■ **Stated goal**:
Extract the listing below in full, unchanged.

--- Start of Source material ---

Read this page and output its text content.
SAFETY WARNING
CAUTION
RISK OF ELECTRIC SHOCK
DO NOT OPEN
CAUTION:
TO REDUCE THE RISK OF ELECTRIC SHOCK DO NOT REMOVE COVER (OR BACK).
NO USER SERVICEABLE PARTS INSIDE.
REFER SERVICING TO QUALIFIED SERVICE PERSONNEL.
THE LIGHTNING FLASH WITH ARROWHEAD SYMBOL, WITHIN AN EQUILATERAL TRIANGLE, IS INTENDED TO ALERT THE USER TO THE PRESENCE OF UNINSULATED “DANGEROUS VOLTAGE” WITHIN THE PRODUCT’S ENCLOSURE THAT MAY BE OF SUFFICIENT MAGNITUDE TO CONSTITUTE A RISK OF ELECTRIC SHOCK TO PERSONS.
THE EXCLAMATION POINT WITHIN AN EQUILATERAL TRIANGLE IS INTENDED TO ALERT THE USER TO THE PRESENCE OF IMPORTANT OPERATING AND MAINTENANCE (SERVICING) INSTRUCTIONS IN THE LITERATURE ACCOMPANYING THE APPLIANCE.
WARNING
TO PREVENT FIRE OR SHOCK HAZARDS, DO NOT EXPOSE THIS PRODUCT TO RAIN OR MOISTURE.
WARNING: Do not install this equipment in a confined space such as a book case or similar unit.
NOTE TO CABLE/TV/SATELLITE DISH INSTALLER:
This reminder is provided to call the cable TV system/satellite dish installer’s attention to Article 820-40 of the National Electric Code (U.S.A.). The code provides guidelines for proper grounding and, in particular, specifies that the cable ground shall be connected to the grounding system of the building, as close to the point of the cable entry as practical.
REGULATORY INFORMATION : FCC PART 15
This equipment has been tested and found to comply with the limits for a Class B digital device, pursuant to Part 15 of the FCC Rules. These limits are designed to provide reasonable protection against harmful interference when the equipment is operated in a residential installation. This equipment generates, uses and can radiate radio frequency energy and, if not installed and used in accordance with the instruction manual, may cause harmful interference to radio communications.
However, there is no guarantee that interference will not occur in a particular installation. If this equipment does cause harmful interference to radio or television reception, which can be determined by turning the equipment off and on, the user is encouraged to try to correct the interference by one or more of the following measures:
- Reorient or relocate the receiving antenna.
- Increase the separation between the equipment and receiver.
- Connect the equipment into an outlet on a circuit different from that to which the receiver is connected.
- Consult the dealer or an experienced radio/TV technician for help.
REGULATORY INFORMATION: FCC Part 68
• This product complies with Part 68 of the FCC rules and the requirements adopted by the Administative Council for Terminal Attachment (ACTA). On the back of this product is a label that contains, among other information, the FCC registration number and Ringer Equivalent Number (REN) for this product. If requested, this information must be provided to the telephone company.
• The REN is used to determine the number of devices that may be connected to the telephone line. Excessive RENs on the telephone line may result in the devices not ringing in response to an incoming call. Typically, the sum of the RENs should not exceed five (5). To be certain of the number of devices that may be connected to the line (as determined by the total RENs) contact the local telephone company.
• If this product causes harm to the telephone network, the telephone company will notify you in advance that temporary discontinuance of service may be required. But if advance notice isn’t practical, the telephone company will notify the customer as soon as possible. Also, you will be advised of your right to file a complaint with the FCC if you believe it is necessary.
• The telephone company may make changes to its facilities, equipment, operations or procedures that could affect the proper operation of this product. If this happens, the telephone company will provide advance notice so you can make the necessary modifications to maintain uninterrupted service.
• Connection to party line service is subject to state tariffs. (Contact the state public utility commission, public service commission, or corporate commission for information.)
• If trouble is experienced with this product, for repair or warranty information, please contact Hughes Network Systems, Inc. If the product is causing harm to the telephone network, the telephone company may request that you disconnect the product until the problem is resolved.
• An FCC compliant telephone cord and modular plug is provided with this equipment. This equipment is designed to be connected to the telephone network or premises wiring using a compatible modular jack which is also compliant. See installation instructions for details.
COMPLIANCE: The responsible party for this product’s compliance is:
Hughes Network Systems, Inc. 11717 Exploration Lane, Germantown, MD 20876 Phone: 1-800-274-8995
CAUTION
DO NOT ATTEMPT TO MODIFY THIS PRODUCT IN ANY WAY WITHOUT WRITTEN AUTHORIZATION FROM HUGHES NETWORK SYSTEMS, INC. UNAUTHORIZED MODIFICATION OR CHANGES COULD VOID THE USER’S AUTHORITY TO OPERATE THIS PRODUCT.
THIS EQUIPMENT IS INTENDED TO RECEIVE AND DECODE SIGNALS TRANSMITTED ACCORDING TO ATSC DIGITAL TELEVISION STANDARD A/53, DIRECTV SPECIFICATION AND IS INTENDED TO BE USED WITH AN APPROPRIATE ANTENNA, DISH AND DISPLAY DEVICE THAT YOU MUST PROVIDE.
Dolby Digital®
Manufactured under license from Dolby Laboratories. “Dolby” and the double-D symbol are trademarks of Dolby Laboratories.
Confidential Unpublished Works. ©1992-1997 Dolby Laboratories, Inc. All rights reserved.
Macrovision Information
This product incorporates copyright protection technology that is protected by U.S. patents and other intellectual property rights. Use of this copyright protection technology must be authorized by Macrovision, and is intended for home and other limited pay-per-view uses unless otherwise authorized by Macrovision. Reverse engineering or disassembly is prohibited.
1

--- End of Source material ---

■ **Full response**:
Read this page and output its text content.
SAFETY WARNING
CAUTION
RISK OF ELECTRIC SHOCK
DO NOT OPEN
CAUTION:
TO REDUCE THE RISK OF ELECTRIC SHOCK DO NOT REMOVE COVER (OR BACK).
NO USER SERVICEABLE PARTS INSIDE.
REFER SERVICING TO QUALIFIED SERVICE PERSONNEL.
THE LIGHTNING FLASH WITH ARROWHEAD SYMBOL, WITHIN AN EQUILATERAL TRIANGLE, IS INTENDED TO ALERT THE USER TO THE PRESENCE OF UNINSULATED “DANGEROUS VOLTAGE” WITHIN THE PRODUCT’S ENCLOSURE THAT MAY BE OF SUFFICIENT MAGNITUDE TO CONSTITUTE A RISK OF ELECTRIC SHOCK TO PERSONS.
THE EXCLAMATION POINT WITHIN AN EQUILATERAL TRIANGLE IS INTENDED TO ALERT THE USER TO THE PRESENCE OF IMPORTANT OPERATING AND MAINTENANCE (SERVICING) INSTRUCTIONS IN THE LITERATURE ACCOMPANYING THE APPLIANCE.
WARNING
TO PREVENT FIRE OR SHOCK HAZARDS, DO NOT EXPOSE THIS PRODUCT TO RAIN OR MOISTURE.
WARNING: Do not install this equipment in a confined space such as a book case or similar unit.
NOTE TO CABLE/TV/SATELLITE DISH INSTALLER:
This reminder is provided to call the cable TV system/satellite dish installer’s attention to Article 820-40 of the National Electric Code (U.S.A.). The code provides guidelines for proper grounding and, in particular, specifies that the cable ground shall be connected to the grounding system of the building, as close to the point of the cable entry as practical.
REGULATORY INFORMATION : FCC PART 15
This equipment has been tested and found to comply with the limits for a Class B digital device, pursuant to Part 15 of the FCC Rules. These limits are designed to provide reasonable protection against harmful interference when the equipment is operated in a residential installation. This equipment generates, uses and can radiate radio frequency energy and, if not installed and used in accordance with the instruction manual, may cause harmful interference to radio communications.
However, there is no guarantee that interference will not occur in a particular installation. If this equipment does cause harmful interference to radio or television reception, which can be determined by turning the equipment off and on, the user is encouraged to try to correct the interference by one or more of the following measures:
- Reorient or relocate the receiving antenna.
- Increase the separation between the equipment and receiver.
- Connect the equipment into an outlet on a circuit different from that to which the receiver is connected.
- Consult the dealer or an experienced radio/TV technician for help.
REGULATORY INFORMATION: FCC Part 68
• This product complies with Part 68 of the FCC rules and the requirements adopted by the Administative Council for Terminal Attachment (ACTA). On the back of this product is a label that contains, among other information, the FCC registration number and Ringer Equivalent Number (REN) for this product. If requested, this information must be provided to the telephone company.
• The REN is used to determine the number of devices that may be connected to the telephone line. Excessive RENs on the telephone line may result in the devices not ringing in response to an incoming call. Typically, the sum of the RENs should not exceed five (5). To be certain of the number of devices that may be connected to the line (as determined by the total RENs) contact the local telephone company.
• If this product causes harm to the telephone network, the telephone company will notify you in advance that temporary discontinuance of service may be required. But if advance notice isn’t practical, the telephone company will notify the customer as soon as possible. Also, you will be advised of your right to file a complaint with the FCC if you believe it is necessary.
• The telephone company may make changes to its facilities, equipment, operations or procedures that could affect the proper operation of this product. If this happens, the telephone company will provide advance notice so you can make the necessary modifications to maintain uninterrupted service.
• Connection to party line service is subject to state tariffs. (Contact the state public utility commission, public service commission, or corporate commission for information.)
• If trouble is experienced with this product, for repair or warranty information, please contact Hughes Network Systems, Inc. If the product is causing harm to the telephone network, the telephone company may request that you disconnect the product until the problem is resolved.
• An FCC compliant telephone cord and modular plug is provided with this equipment. This equipment is designed to be connected to the telephone network or premises wiring using a compatible modular jack which is also compliant. See installation instructions for details.
COMPLIANCE: The responsible party for this product’s compliance is:
Hughes Network Systems, Inc. 11717 Exploration Lane, Germantown, MD 20876 Phone: 1-800-274-8995
CAUTION
DO NOT ATTEMPT TO MODIFY THIS PRODUCT IN ANY WAY WITHOUT WRITTEN AUTHORIZATION FROM HUGHES NETWORK SYSTEMS, INC. UNAUTHORIZED MODIFICATION OR CHANGES COULD VOID THE USER’S AUTHORITY TO OPERATE THIS PRODUCT.
THIS EQUIPMENT IS INTENDED TO RECEIVE AND DECODE SIGNALS TRANSMITTED ACCORDING TO ATSC DIGITAL TELEVISION STANDARD A/53, DIRECTV SPECIFICATION AND IS INTENDED TO BE USED WITH AN APPROPRIATE ANTENNA, DISH AND DISPLAY DEVICE THAT YOU MUST PROVIDE.
Dolby Digital®
Manufactured under license from Dolby Laboratories. “Dolby” and the double-D symbol are trademarks of Dolby Laboratories.
Confidential Unpublished Works. ©1992-1997 Dolby Laboratories, Inc. All rights reserved.
Macrovision Information
This product incorporates copyright protection technology that is protected by U.S. patents and other intellectual property rights. Use of this copyright protection technology must be authorized by Macrovision, and is intended for home and other limited pay-per-view uses unless otherwise authorized by Macrovision. Reverse engineering or disassembly is prohibited.
1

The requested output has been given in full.